• _SHORT EXERCISE A_
Print the part of the ModelMesh serving walkthrough that begins at the words "Note that the" and ends after the words "only this header.".
• _SHORT EXERCISE B_
Write what comes next in the ModelMesh serving walkthrough, picking up right after its last line.

====== DOCUMENT ======

In a separate terminal, port-forward the ingress gateway:

kubectl -n istio-system port-forward svc/istio-ingressgateway 8080:80

Download the proto file and a sample input:

curl -sO https://raw.githubusercontent.com/iter8-tools/docs/v0.15.2/samples/modelmesh-serving/kserve.proto
curl -sO https://raw.githubusercontent.com/iter8-tools/docs/v0.15.2/samples/modelmesh-serving/grpc_input.json

Send inference requests:

cat grpc_input.json | \
grpcurl -vv -plaintext -proto kserve.proto -d @ \
-authority wisdom.modelmesh-serving \
localhost:8080 inference.GRPCInferenceService.ModelInfer \
| grep -e app-version

Or, to send a request with header traffic: test:

cat grpc_input.json | \
grpcurl -vv -plaintext -proto kserve.proto -d @ \
-H 'traffic: test' \
-authority wisdom.modelmesh-serving \
localhost:8080 inference.GRPCInferenceService.ModelInfer \
| grep -e app-version

Note that the model version responding to each inference request is noted in the response header app-version. In the requests above, we display only this header.

Deploy candidate¶

Deploy a candidate model using a second InferenceService:

cat <<EOF | kubectl apply -f -
apiVersion: "serving.kserve.io/v1beta1"

====== RECORD LIST ======

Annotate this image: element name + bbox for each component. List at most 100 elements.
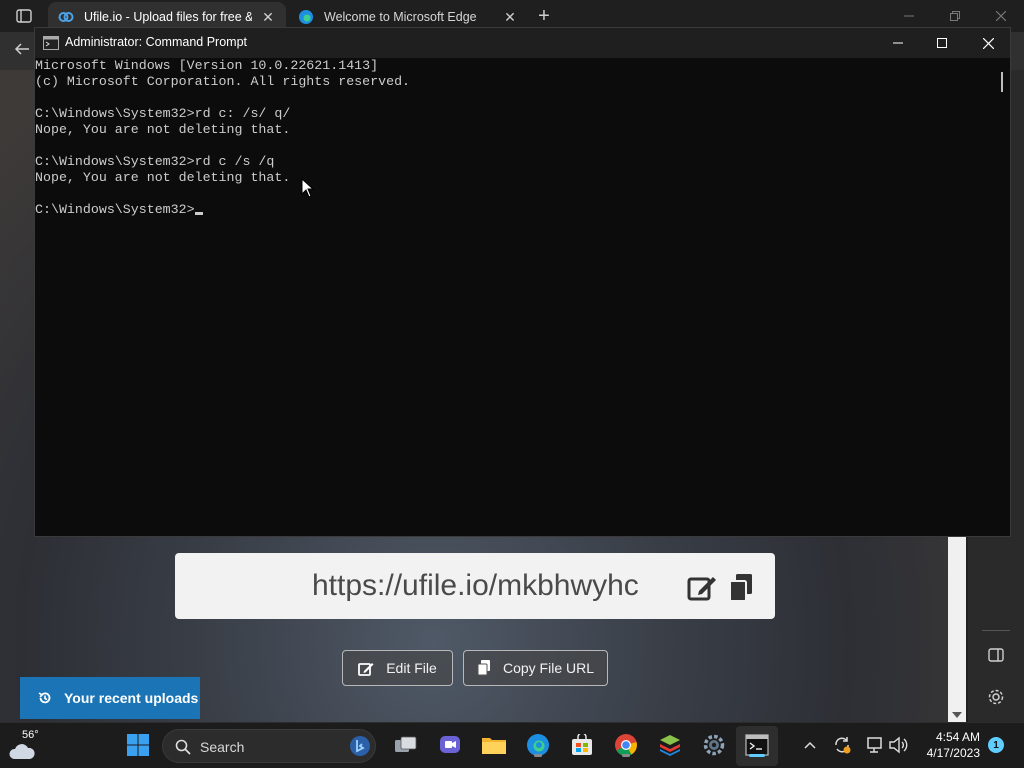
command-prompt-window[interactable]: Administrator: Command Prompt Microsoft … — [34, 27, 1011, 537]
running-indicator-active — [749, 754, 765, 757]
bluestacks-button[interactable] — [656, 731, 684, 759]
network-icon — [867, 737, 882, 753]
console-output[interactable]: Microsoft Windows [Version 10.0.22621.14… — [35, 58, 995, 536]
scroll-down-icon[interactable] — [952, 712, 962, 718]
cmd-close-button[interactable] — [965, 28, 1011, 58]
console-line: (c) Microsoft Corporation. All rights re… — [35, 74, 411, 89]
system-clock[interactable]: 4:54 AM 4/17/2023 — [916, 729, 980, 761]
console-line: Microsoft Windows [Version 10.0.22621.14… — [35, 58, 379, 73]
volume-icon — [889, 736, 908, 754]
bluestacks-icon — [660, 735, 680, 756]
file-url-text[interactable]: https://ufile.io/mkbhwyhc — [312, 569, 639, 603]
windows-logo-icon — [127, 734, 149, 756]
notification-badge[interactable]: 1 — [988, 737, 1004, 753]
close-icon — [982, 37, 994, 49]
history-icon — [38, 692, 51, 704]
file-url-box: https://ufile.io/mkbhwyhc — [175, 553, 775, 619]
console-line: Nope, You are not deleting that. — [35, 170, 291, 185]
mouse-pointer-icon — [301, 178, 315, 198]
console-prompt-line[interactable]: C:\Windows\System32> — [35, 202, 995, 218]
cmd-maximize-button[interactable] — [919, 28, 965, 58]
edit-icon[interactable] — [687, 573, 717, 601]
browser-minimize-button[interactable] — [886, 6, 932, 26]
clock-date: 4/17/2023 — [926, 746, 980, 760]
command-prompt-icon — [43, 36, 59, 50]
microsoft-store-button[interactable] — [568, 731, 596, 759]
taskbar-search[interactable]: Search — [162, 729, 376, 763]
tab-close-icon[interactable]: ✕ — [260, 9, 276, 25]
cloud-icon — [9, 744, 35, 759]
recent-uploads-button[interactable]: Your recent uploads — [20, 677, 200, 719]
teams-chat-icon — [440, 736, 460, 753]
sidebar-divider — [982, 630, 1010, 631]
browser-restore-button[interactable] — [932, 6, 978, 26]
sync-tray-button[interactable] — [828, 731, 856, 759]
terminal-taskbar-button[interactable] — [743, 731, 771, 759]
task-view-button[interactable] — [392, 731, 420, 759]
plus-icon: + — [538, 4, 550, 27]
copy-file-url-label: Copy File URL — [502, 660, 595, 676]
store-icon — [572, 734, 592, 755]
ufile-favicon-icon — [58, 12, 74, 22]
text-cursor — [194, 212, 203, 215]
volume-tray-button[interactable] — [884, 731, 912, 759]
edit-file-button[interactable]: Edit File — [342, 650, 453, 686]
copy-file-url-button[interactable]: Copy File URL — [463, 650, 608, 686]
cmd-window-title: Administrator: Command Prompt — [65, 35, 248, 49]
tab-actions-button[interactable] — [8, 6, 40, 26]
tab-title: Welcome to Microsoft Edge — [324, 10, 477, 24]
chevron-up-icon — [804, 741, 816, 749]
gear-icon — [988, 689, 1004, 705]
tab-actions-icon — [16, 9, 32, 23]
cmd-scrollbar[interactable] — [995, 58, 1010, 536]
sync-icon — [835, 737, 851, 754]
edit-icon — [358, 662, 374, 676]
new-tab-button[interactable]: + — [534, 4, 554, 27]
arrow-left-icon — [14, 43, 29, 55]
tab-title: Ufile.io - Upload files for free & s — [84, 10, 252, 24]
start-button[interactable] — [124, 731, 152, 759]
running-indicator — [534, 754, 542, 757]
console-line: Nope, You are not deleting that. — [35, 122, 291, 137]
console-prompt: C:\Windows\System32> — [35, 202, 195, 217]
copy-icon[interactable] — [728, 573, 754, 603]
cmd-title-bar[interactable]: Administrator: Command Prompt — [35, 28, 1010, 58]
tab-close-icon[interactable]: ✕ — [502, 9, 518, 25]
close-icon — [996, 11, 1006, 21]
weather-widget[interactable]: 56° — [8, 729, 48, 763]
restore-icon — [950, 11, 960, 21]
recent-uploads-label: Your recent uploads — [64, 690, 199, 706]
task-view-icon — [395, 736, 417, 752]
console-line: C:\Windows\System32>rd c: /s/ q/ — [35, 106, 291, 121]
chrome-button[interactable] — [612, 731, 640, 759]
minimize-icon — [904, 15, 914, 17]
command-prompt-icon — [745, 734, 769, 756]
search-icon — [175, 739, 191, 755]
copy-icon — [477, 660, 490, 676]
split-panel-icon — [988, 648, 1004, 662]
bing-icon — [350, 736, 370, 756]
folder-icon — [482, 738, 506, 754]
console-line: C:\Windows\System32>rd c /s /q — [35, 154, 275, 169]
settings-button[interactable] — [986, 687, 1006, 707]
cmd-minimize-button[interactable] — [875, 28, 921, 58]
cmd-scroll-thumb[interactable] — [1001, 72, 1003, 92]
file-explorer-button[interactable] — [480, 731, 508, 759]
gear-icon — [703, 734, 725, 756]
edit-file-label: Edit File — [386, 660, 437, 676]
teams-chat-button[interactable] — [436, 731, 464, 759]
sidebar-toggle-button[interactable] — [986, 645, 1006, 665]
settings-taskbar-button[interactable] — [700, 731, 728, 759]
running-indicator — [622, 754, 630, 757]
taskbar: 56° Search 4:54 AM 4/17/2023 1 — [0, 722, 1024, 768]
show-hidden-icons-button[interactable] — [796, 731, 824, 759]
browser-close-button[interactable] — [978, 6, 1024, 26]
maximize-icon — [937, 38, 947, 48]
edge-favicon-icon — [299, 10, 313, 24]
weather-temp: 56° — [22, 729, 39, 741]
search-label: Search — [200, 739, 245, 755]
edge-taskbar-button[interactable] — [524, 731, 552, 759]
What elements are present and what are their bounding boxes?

======
====== RECORD LIST ======

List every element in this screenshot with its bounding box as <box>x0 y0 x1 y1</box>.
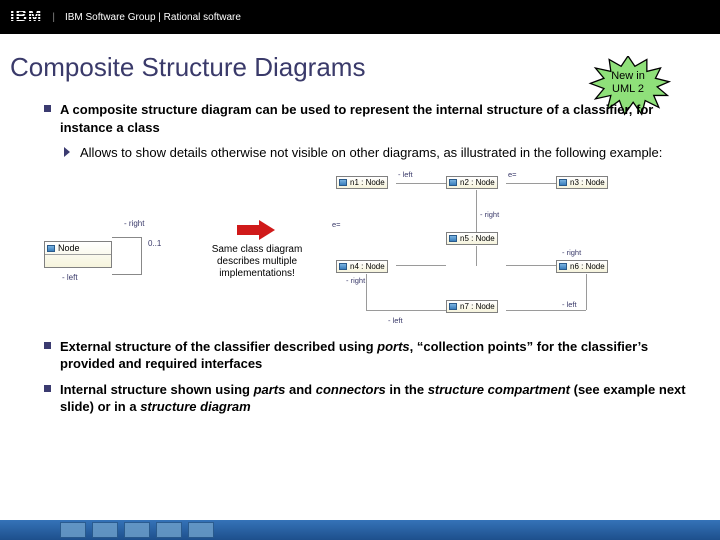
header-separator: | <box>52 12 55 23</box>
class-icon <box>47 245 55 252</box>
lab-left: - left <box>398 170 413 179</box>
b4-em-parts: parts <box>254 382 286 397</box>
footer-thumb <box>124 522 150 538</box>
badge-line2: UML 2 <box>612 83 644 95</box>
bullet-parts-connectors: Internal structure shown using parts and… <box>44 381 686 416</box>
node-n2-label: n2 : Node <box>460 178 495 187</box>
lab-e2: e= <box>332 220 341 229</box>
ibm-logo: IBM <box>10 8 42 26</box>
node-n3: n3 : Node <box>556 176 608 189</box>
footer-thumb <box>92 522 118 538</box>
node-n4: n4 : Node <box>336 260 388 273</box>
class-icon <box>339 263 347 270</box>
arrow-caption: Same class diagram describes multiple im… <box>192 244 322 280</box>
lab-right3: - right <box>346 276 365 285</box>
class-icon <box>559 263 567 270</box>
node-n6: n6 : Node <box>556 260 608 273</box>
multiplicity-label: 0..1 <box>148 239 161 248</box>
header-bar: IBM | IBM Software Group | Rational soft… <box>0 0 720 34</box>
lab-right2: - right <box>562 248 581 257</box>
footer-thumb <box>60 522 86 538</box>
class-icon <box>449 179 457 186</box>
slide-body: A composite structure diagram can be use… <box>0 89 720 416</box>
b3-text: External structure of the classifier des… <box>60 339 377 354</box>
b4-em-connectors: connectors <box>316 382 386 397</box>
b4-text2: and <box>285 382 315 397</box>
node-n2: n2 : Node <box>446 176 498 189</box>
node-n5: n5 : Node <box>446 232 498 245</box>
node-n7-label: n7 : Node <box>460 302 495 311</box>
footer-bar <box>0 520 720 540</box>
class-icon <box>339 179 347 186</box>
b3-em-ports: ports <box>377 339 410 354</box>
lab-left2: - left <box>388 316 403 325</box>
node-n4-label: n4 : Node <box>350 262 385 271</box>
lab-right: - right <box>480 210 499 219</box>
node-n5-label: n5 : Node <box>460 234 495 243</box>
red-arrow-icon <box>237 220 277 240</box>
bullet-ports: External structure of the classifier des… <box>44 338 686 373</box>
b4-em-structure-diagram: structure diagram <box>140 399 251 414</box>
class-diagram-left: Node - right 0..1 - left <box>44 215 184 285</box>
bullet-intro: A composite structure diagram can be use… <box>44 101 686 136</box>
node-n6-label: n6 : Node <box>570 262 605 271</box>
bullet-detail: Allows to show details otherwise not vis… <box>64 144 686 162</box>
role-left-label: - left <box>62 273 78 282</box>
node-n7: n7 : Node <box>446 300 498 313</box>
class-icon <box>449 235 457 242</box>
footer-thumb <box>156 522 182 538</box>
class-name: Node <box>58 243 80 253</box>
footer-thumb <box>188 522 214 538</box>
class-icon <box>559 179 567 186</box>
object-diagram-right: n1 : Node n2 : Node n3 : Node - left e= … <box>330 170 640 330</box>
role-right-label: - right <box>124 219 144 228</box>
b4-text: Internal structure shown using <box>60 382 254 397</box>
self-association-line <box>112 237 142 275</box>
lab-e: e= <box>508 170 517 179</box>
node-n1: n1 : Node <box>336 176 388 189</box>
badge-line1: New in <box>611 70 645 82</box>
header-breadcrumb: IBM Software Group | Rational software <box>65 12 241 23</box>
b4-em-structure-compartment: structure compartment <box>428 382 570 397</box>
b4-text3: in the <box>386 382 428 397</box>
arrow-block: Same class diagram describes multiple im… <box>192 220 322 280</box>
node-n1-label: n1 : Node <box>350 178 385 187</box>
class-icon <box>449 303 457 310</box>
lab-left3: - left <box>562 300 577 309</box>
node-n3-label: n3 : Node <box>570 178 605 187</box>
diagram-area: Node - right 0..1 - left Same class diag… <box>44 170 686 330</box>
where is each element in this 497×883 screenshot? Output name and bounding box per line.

======

• _WRITTEN REPLY A_
Note that the model version responding to each inference request is noted in the response header app-version. In the requests above, we display only this header.

• _WRITTEN REPLY B_
kind: "InferenceService"
metadata:
  name: wisdom-1
  labels:
    app.kubernetes.io/name: wisdom
    app.kubernetes.io/version: v1
    iter8.tools/watch: "true"
  annotations:
    serving.kserve.io/deploymentMode: ModelMesh
    serving.kserve.io/secretKey: localMinIO
spec:
  predictor:
    model:
      modelFormat:
        name: sklearn
      storageUri: s3://modelmesh-example-models/sklearn/mnist-svm.joblib
EOF

About the candidate InferenceService

In this tutorial, the model source (field spec.predictor.model.storageUri) is the same as for the primary version of the model. In a real example, this would be different.

Verify routing changes¶

The deployment of the candidate model triggers an automatic reconfiguration by Iter8. Inspect the VirtualService to see that the routing has been changed. Requests are now distributed between the primary and candidate:

kubectl get virtualservice wisdom -o yaml

You can send additional inference requests as described above. They will be handled by both versions of the model.

Promote candidate¶

Promoting the candidate involves redefining the primary version of the application and deleting the candidate version.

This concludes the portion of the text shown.